Select the lines below containing the word "Specialty".
○ ○ ○
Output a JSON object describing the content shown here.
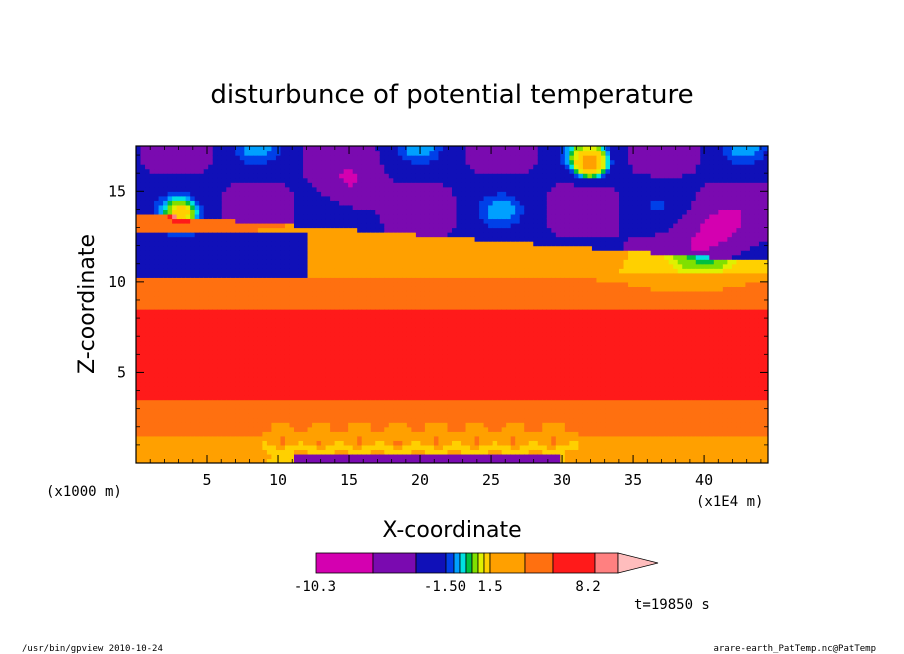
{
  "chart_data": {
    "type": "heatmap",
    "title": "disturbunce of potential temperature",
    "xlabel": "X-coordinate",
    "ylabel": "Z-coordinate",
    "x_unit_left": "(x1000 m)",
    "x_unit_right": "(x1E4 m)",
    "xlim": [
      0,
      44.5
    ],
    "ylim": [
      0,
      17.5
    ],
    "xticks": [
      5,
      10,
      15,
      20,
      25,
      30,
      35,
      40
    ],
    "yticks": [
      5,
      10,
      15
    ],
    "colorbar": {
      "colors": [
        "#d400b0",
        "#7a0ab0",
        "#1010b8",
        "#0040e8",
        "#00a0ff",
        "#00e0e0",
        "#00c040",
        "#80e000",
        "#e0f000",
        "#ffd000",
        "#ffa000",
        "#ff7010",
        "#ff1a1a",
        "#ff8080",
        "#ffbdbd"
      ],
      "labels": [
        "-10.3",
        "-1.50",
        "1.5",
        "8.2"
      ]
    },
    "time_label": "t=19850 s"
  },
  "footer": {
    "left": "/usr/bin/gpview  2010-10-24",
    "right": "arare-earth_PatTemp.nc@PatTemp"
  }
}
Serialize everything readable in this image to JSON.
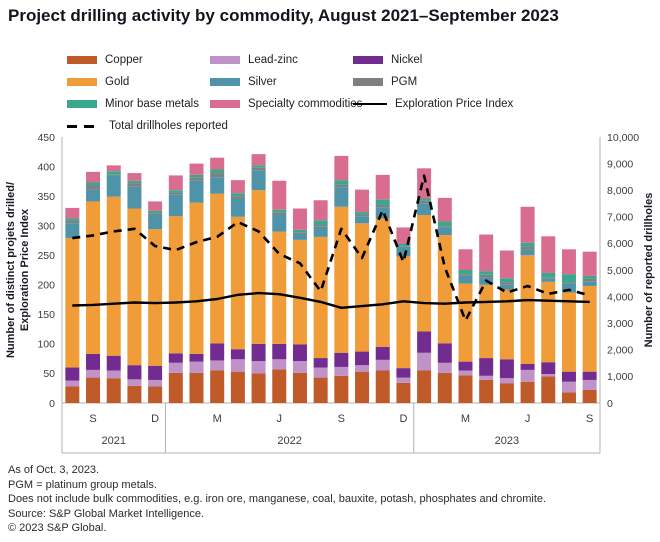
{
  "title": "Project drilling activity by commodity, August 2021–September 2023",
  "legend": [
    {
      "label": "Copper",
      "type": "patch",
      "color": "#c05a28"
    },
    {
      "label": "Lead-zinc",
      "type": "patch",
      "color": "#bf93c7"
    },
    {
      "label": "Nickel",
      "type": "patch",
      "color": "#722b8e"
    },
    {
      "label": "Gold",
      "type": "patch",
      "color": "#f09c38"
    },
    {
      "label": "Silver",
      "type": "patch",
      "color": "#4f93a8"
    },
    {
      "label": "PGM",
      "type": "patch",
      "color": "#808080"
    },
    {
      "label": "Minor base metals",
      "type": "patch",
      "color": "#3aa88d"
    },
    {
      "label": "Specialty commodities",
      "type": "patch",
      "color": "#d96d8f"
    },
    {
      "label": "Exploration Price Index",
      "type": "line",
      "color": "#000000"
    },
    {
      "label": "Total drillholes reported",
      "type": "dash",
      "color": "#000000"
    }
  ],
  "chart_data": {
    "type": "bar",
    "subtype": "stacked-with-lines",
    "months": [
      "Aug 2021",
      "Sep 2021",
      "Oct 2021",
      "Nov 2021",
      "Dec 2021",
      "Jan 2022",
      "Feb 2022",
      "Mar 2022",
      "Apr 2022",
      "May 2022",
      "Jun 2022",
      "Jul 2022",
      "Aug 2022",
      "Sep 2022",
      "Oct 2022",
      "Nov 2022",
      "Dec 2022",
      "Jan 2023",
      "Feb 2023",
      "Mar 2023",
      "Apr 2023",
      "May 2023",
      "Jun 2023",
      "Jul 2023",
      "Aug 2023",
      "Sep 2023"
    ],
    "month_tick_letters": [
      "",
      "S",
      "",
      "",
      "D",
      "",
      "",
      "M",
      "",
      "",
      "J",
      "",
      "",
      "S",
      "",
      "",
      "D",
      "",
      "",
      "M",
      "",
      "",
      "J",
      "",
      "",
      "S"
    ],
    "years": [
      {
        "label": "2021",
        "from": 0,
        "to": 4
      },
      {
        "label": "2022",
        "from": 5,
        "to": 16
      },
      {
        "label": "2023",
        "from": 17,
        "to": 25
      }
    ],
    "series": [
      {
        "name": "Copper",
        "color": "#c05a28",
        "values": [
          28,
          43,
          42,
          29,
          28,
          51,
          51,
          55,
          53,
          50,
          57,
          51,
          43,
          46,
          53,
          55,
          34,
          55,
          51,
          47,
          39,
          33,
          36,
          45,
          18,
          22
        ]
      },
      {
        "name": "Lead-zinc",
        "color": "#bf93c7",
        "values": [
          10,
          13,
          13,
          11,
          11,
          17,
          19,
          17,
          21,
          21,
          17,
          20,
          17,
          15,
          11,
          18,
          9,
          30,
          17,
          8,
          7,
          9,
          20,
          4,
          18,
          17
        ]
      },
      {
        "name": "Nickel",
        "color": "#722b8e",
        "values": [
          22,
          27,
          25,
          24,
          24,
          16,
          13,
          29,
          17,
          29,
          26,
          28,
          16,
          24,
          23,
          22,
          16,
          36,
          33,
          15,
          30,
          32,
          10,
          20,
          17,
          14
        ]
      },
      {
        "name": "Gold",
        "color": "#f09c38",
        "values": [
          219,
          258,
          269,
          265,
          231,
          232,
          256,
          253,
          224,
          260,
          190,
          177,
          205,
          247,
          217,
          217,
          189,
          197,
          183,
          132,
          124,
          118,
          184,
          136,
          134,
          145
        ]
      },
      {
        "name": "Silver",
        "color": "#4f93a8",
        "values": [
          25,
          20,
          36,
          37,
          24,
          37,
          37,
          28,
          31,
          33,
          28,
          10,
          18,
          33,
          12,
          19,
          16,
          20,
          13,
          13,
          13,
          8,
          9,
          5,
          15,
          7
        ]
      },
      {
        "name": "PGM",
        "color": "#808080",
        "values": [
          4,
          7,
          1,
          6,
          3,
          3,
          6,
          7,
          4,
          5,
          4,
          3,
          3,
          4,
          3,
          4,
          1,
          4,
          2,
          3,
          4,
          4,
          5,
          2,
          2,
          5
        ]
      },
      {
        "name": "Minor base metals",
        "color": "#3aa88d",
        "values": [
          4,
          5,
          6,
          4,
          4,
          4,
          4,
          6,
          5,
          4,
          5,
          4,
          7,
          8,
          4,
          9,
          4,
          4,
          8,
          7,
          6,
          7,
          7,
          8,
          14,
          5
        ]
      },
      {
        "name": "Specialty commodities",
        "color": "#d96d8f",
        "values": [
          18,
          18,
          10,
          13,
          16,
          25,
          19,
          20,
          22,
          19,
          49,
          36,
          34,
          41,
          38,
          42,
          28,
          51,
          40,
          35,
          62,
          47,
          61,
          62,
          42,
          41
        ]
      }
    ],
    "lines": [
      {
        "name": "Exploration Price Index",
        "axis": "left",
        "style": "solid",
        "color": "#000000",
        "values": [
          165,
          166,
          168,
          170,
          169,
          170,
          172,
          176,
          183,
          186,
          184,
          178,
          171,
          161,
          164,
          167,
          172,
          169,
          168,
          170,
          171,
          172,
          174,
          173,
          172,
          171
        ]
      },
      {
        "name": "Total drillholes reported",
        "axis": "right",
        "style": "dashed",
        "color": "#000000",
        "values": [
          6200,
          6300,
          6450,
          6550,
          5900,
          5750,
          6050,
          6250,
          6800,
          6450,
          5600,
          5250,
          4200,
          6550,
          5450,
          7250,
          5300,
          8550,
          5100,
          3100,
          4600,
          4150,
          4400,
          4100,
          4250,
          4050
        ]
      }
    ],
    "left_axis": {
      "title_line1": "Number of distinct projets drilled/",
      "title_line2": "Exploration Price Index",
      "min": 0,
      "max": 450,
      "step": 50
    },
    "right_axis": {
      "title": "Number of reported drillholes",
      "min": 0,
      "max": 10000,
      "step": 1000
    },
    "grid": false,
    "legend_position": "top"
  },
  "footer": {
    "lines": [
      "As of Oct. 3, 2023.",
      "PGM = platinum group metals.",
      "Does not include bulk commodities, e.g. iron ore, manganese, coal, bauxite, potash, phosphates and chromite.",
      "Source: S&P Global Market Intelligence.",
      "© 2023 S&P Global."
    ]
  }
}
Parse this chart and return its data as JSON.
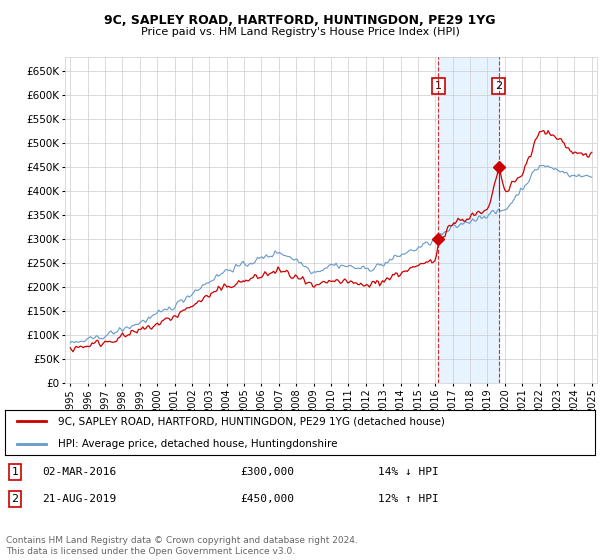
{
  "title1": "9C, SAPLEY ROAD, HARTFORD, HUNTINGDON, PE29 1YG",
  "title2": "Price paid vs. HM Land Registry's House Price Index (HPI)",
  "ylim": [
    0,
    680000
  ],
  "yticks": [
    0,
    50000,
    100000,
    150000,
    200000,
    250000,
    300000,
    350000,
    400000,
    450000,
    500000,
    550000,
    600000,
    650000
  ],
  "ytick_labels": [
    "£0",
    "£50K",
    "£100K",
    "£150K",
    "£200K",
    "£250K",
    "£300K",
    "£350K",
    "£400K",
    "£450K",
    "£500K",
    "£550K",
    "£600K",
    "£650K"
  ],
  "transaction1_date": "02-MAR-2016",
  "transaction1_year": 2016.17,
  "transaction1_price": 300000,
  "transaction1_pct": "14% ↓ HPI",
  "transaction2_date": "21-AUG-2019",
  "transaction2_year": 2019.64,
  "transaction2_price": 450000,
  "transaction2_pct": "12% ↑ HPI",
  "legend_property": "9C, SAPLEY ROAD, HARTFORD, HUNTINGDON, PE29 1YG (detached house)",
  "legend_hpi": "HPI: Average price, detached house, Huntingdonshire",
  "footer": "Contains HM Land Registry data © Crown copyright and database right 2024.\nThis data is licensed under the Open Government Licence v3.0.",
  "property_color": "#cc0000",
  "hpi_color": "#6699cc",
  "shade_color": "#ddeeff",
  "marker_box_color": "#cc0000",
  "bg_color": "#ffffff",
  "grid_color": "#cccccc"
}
○ ○ ○
**Response for this exercise**
      "label": "Specialty commodities",
        "name": "Specialty commodities",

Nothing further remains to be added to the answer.